# [Prompt]
In the following material, identify every line holding the string "duties" and return it.

# [The records]
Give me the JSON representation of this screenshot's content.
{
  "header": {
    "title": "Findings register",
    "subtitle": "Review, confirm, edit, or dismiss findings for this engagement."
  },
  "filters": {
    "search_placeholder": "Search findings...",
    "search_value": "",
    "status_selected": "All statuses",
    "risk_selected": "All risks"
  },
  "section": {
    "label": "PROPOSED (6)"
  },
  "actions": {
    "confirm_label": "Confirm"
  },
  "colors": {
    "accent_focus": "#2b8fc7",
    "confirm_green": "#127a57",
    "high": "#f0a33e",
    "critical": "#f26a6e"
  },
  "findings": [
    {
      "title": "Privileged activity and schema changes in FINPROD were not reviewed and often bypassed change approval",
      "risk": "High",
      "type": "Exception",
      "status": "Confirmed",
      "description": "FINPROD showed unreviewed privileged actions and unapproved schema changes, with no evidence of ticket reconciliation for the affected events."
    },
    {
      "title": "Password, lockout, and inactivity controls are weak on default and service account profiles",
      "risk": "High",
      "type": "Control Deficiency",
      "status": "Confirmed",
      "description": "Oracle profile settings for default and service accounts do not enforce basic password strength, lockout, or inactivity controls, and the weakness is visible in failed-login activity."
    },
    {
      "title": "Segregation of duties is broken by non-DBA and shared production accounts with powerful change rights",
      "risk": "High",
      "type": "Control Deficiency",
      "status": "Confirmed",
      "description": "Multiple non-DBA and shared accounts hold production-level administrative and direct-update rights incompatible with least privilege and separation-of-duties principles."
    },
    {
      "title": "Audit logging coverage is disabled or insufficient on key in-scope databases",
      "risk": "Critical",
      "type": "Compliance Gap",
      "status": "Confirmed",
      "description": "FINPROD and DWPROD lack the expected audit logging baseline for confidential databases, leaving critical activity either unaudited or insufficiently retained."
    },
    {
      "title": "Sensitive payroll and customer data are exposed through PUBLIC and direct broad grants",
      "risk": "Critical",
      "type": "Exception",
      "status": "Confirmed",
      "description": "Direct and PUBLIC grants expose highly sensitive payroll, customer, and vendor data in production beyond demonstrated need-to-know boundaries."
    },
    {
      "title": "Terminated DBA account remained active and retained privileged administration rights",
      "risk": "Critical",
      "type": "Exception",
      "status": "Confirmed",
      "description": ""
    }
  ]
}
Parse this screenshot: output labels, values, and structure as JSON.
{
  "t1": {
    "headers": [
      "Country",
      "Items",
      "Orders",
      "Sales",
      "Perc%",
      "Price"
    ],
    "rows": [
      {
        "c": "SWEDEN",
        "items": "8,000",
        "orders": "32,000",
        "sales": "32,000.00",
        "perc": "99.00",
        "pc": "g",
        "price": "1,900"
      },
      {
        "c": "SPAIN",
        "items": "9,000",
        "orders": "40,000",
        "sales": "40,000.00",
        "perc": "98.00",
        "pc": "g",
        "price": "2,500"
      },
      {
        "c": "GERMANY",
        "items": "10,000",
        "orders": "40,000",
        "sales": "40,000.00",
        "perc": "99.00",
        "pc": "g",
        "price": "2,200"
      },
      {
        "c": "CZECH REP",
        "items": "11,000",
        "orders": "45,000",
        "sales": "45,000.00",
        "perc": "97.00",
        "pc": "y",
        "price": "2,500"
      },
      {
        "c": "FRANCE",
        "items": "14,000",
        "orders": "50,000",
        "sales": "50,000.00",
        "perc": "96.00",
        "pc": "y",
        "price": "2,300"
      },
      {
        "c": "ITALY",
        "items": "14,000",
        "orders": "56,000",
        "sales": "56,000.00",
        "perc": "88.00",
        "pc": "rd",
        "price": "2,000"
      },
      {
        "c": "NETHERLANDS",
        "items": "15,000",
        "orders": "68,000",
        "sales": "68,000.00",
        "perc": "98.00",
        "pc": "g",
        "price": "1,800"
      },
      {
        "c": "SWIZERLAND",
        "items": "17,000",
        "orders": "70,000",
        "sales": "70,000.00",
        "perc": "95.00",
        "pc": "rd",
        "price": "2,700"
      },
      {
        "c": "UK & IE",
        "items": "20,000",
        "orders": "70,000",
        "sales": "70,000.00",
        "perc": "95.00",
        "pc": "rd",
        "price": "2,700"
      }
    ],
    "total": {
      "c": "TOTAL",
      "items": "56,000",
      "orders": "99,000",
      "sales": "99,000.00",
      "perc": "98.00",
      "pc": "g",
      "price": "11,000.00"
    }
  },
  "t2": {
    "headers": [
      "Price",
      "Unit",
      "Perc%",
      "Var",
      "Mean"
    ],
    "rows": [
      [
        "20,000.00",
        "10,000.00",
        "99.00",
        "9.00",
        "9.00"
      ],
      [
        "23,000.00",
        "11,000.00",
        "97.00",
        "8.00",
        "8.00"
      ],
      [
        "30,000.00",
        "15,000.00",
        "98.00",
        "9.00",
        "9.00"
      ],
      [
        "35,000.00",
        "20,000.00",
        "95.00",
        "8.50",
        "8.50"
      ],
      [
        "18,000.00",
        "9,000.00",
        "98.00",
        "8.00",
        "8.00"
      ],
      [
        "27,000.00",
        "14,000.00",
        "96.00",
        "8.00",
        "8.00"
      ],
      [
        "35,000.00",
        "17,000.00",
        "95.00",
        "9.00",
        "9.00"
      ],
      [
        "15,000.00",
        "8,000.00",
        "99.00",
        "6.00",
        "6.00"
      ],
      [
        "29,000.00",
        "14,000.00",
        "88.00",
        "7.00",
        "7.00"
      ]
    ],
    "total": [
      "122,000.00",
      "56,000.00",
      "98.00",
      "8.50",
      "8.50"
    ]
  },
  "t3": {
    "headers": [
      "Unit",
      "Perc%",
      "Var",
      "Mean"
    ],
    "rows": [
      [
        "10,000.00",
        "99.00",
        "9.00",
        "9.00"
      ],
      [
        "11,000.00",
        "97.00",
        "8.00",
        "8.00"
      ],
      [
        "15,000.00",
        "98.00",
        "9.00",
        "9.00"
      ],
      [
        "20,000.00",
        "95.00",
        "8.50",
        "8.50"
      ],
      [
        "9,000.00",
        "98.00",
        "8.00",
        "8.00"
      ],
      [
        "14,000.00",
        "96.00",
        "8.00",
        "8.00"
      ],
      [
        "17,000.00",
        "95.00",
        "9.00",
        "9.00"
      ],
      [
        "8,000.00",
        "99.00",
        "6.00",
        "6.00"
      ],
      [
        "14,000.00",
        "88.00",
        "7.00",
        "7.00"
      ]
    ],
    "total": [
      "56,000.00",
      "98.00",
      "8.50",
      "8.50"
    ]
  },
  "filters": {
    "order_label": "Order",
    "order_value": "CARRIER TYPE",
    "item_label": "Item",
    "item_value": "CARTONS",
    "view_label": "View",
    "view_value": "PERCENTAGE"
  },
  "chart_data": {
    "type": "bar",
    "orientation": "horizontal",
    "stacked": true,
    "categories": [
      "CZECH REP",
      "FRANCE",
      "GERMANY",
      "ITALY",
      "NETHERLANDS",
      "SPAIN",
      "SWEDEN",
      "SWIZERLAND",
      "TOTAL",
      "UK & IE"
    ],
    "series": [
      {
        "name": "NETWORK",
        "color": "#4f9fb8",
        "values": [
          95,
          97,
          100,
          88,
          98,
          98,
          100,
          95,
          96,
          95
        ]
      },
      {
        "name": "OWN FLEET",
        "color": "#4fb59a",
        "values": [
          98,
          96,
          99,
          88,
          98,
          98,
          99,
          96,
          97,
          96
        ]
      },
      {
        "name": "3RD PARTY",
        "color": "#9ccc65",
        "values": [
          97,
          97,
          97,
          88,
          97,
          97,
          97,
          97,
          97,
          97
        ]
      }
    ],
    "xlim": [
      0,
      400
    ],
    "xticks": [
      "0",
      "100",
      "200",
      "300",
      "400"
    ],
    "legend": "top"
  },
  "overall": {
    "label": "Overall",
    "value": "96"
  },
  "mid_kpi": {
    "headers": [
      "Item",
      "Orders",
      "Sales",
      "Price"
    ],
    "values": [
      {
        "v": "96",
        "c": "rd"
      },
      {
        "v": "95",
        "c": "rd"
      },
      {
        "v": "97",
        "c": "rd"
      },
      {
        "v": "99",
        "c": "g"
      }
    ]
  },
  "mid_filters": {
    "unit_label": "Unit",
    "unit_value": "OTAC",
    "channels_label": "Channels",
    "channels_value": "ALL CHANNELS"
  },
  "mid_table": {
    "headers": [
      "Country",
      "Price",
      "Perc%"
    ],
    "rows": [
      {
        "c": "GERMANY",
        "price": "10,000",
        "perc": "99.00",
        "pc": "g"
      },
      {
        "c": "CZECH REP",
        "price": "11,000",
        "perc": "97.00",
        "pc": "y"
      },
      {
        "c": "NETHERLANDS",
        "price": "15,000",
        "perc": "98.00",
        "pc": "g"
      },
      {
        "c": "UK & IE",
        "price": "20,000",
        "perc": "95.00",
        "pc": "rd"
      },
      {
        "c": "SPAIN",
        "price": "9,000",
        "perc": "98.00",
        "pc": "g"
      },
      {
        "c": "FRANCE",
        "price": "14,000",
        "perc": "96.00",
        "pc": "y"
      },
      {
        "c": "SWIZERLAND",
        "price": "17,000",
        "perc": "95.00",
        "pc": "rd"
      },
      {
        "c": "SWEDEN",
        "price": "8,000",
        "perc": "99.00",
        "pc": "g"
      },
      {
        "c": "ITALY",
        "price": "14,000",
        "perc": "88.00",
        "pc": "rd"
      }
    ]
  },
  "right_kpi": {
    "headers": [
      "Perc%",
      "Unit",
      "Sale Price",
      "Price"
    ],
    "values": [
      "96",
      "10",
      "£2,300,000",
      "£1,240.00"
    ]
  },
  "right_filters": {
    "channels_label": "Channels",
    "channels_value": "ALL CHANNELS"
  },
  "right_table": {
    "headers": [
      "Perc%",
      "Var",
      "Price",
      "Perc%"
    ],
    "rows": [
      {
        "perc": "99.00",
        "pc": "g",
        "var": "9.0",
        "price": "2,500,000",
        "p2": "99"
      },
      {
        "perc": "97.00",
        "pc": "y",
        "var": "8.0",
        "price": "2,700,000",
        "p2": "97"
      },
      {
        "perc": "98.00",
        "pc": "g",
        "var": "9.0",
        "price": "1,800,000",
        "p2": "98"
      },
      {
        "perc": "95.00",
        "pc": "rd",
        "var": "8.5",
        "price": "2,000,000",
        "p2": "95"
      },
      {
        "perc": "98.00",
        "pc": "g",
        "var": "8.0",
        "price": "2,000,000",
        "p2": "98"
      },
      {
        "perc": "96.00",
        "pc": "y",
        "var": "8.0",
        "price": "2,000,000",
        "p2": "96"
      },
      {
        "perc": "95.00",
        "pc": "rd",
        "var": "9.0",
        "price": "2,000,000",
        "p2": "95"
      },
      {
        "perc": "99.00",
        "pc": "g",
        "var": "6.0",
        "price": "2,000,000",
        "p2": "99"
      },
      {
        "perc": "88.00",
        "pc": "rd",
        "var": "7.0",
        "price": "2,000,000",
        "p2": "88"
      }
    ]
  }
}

# [Full response]
      "title": "Segregation of duties is broken by non-DBA and shared production accounts with powerful change rights",
      "description": "Multiple non-DBA and shared accounts hold production-level administrative and direct-update rights incompatible with least privilege and separation-of-duties principles."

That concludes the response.